**PROBLEM**: Your task is to copy the listing exactly. Drop any pictures from the copy.

**ROWS**:
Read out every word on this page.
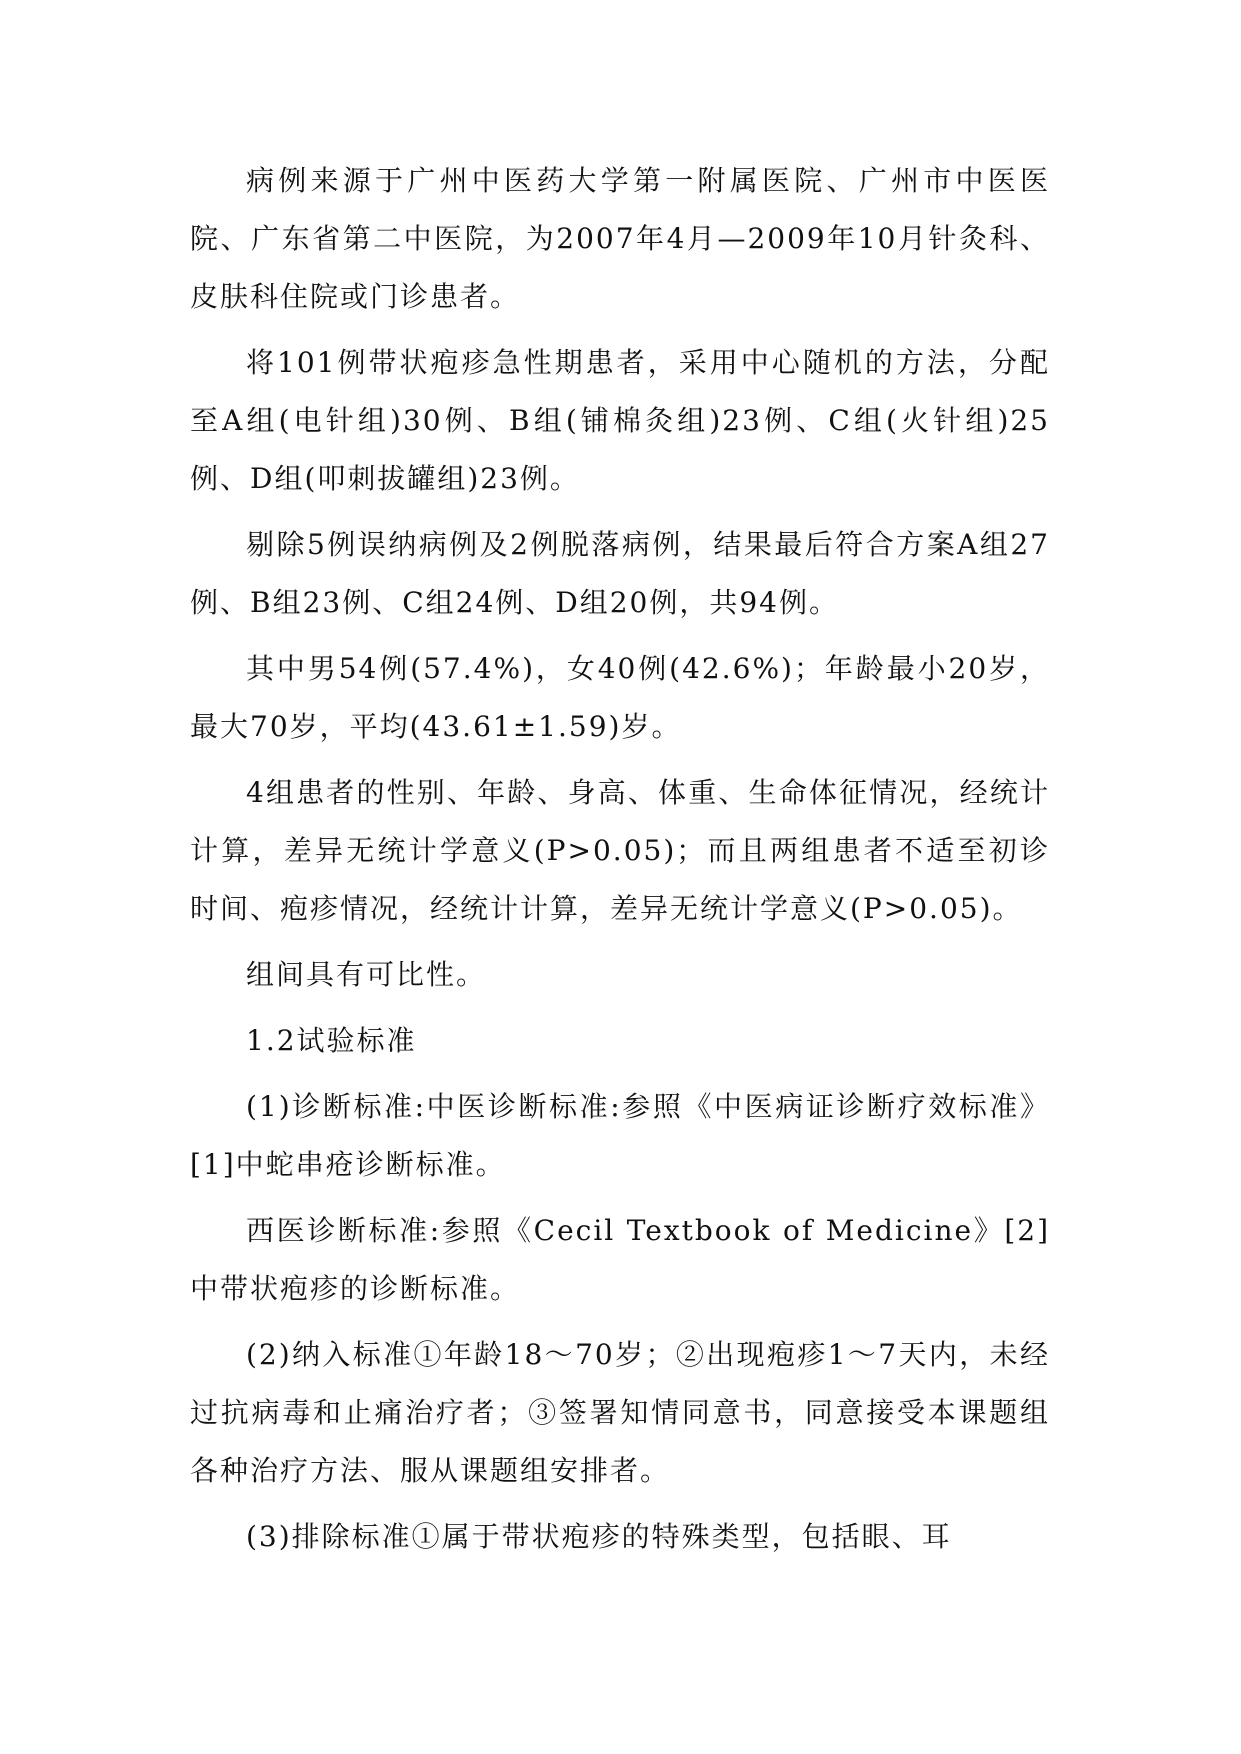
病例来源于广州中医药大学第一附属医院、广州市中医医院、广东省第二中医院，为2007年4月—2009年10月针灸科、皮肤科住院或门诊患者。

将101例带状疱疹急性期患者，采用中心随机的方法，分配至A组(电针组)30例、B组(铺棉灸组)23例、C组(火针组)25例、D组(叩刺拔罐组)23例。

剔除5例误纳病例及2例脱落病例，结果最后符合方案A组27例、B组23例、C组24例、D组20例，共94例。

其中男54例(57.4%)，女40例(42.6%)；年龄最小20岁，最大70岁，平均(43.61±1.59)岁。

4组患者的性别、年龄、身高、体重、生命体征情况，经统计计算，差异无统计学意义(P>0.05)；而且两组患者不适至初诊时间、疱疹情况，经统计计算，差异无统计学意义(P>0.05)。

组间具有可比性。

1.2试验标准

(1)诊断标准:中医诊断标准:参照《中医病证诊断疗效标准》[1]中蛇串疮诊断标准。

西医诊断标准:参照《Cecil Textbook of Medicine》[2]中带状疱疹的诊断标准。

(2)纳入标准①年龄18～70岁；②出现疱疹1～7天内，未经过抗病毒和止痛治疗者；③签署知情同意书，同意接受本课题组各种治疗方法、服从课题组安排者。

(3)排除标准①属于带状疱疹的特殊类型，包括眼、耳
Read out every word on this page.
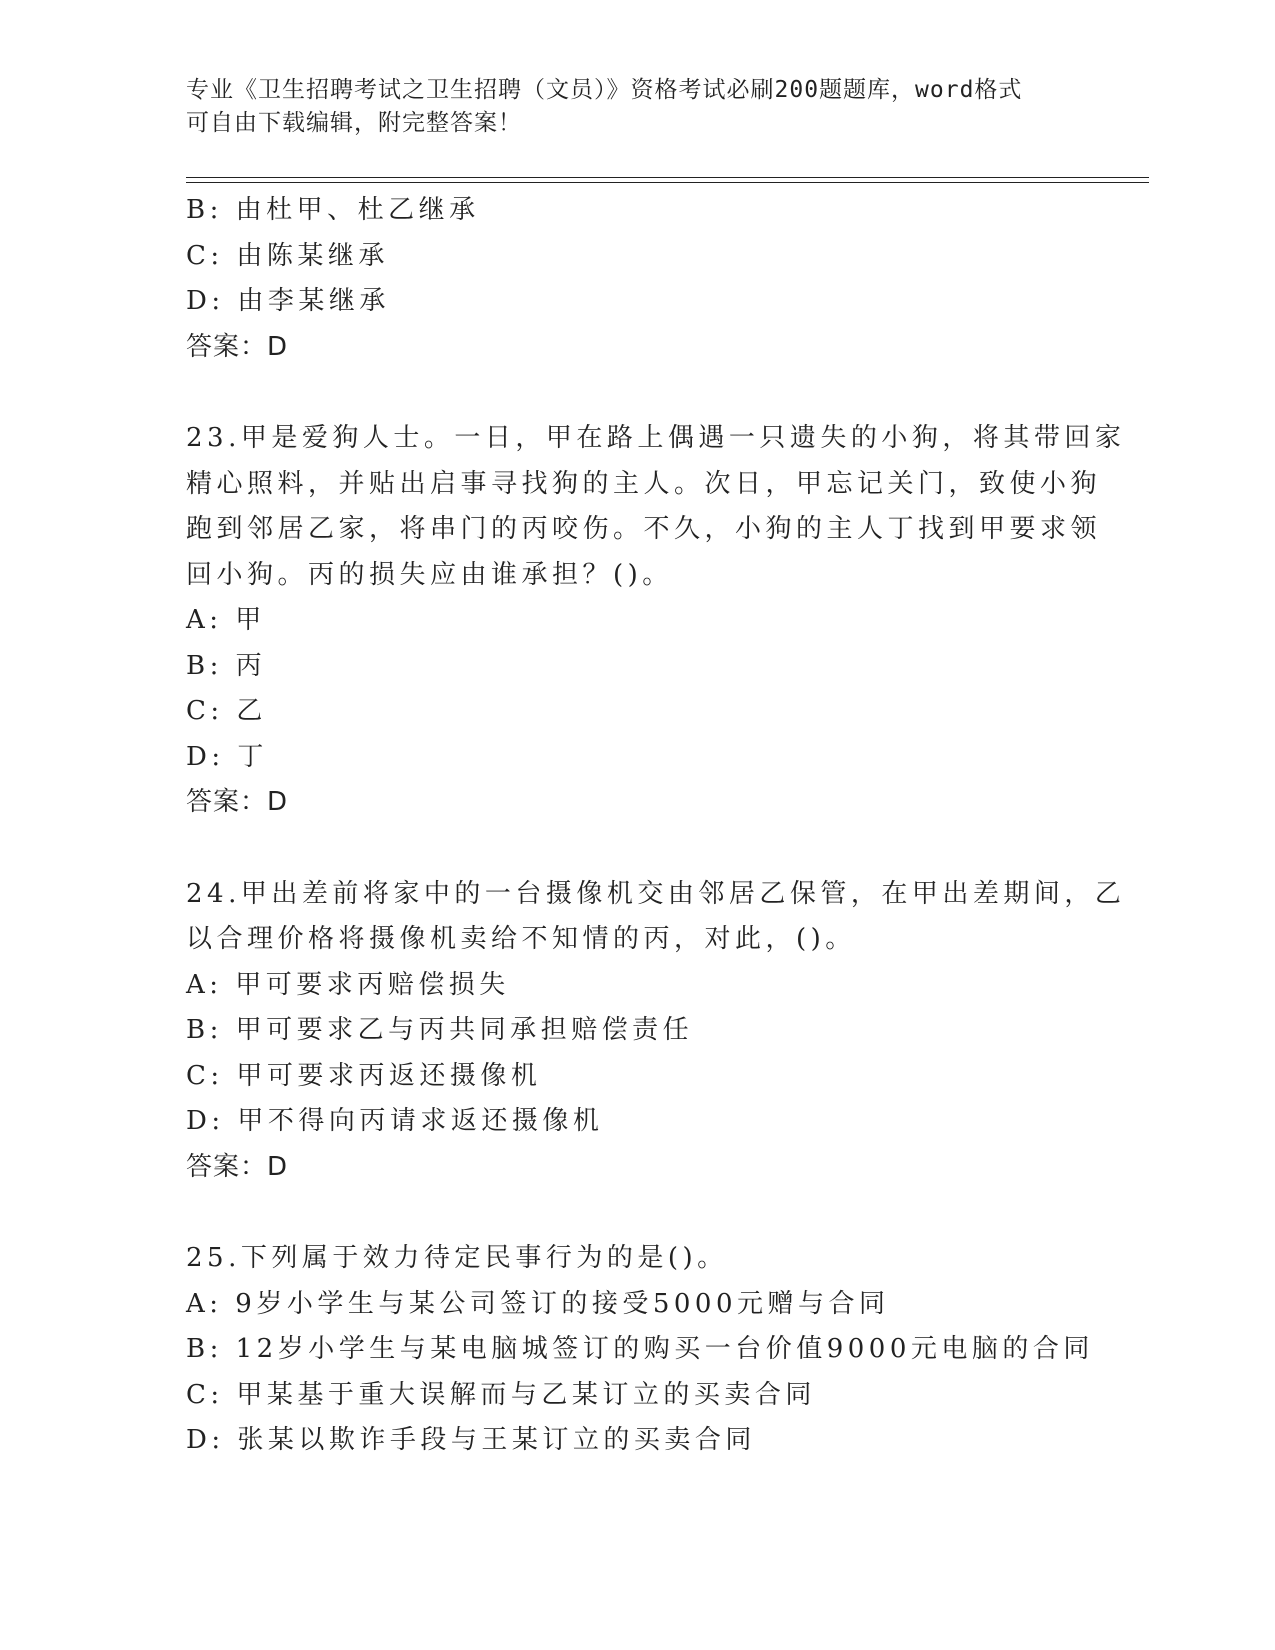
专业《卫生招聘考试之卫生招聘（文员）》资格考试必刷200题题库，word格式
可自由下载编辑，附完整答案！
B: 由杜甲、杜乙继承
C: 由陈某继承
D: 由李某继承
答案：D
23.甲是爱狗人士。一日，甲在路上偶遇一只遗失的小狗，将其带回家
精心照料，并贴出启事寻找狗的主人。次日，甲忘记关门，致使小狗
跑到邻居乙家，将串门的丙咬伤。不久，小狗的主人丁找到甲要求领
回小狗。丙的损失应由谁承担？()。
A: 甲
B: 丙
C: 乙
D: 丁
答案：D
24.甲出差前将家中的一台摄像机交由邻居乙保管，在甲出差期间，乙
以合理价格将摄像机卖给不知情的丙，对此，()。
A: 甲可要求丙赔偿损失
B: 甲可要求乙与丙共同承担赔偿责任
C: 甲可要求丙返还摄像机
D: 甲不得向丙请求返还摄像机
答案：D
25.下列属于效力待定民事行为的是()。
A: 9岁小学生与某公司签订的接受5000元赠与合同
B: 12岁小学生与某电脑城签订的购买一台价值9000元电脑的合同
C: 甲某基于重大误解而与乙某订立的买卖合同
D: 张某以欺诈手段与王某订立的买卖合同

**RESULT FOR THIS TASK**:
Read out every word on this page.
病例来源于广州中医药大学第一附属医院、广州市中医医院、广东省第二中医院，为2007年4月—2009年10月针灸科、皮肤科住院或门诊患者。

将101例带状疱疹急性期患者，采用中心随机的方法，分配至A组(电针组)30例、B组(铺棉灸组)23例、C组(火针组)25例、D组(叩刺拔罐组)23例。

剔除5例误纳病例及2例脱落病例，结果最后符合方案A组27例、B组23例、C组24例、D组20例，共94例。

其中男54例(57.4%)，女40例(42.6%)；年龄最小20岁，最大70岁，平均(43.61±1.59)岁。

4组患者的性别、年龄、身高、体重、生命体征情况，经统计计算，差异无统计学意义(P>0.05)；而且两组患者不适至初诊时间、疱疹情况，经统计计算，差异无统计学意义(P>0.05)。

组间具有可比性。

1.2试验标准

(1)诊断标准:中医诊断标准:参照《中医病证诊断疗效标准》[1]中蛇串疮诊断标准。

西医诊断标准:参照《Cecil Textbook of Medicine》[2]中带状疱疹的诊断标准。

(2)纳入标准①年龄18～70岁；②出现疱疹1～7天内，未经过抗病毒和止痛治疗者；③签署知情同意书，同意接受本课题组各种治疗方法、服从课题组安排者。

(3)排除标准①属于带状疱疹的特殊类型，包括眼、耳
Read out every word on this page.
专业《卫生招聘考试之卫生招聘（文员）》资格考试必刷200题题库，word格式
可自由下载编辑，附完整答案！
B: 由杜甲、杜乙继承
C: 由陈某继承
D: 由李某继承
答案：D
23.甲是爱狗人士。一日，甲在路上偶遇一只遗失的小狗，将其带回家
精心照料，并贴出启事寻找狗的主人。次日，甲忘记关门，致使小狗
跑到邻居乙家，将串门的丙咬伤。不久，小狗的主人丁找到甲要求领
回小狗。丙的损失应由谁承担？()。
A: 甲
B: 丙
C: 乙
D: 丁
答案：D
24.甲出差前将家中的一台摄像机交由邻居乙保管，在甲出差期间，乙
以合理价格将摄像机卖给不知情的丙，对此，()。
A: 甲可要求丙赔偿损失
B: 甲可要求乙与丙共同承担赔偿责任
C: 甲可要求丙返还摄像机
D: 甲不得向丙请求返还摄像机
答案：D
25.下列属于效力待定民事行为的是()。
A: 9岁小学生与某公司签订的接受5000元赠与合同
B: 12岁小学生与某电脑城签订的购买一台价值9000元电脑的合同
C: 甲某基于重大误解而与乙某订立的买卖合同
D: 张某以欺诈手段与王某订立的买卖合同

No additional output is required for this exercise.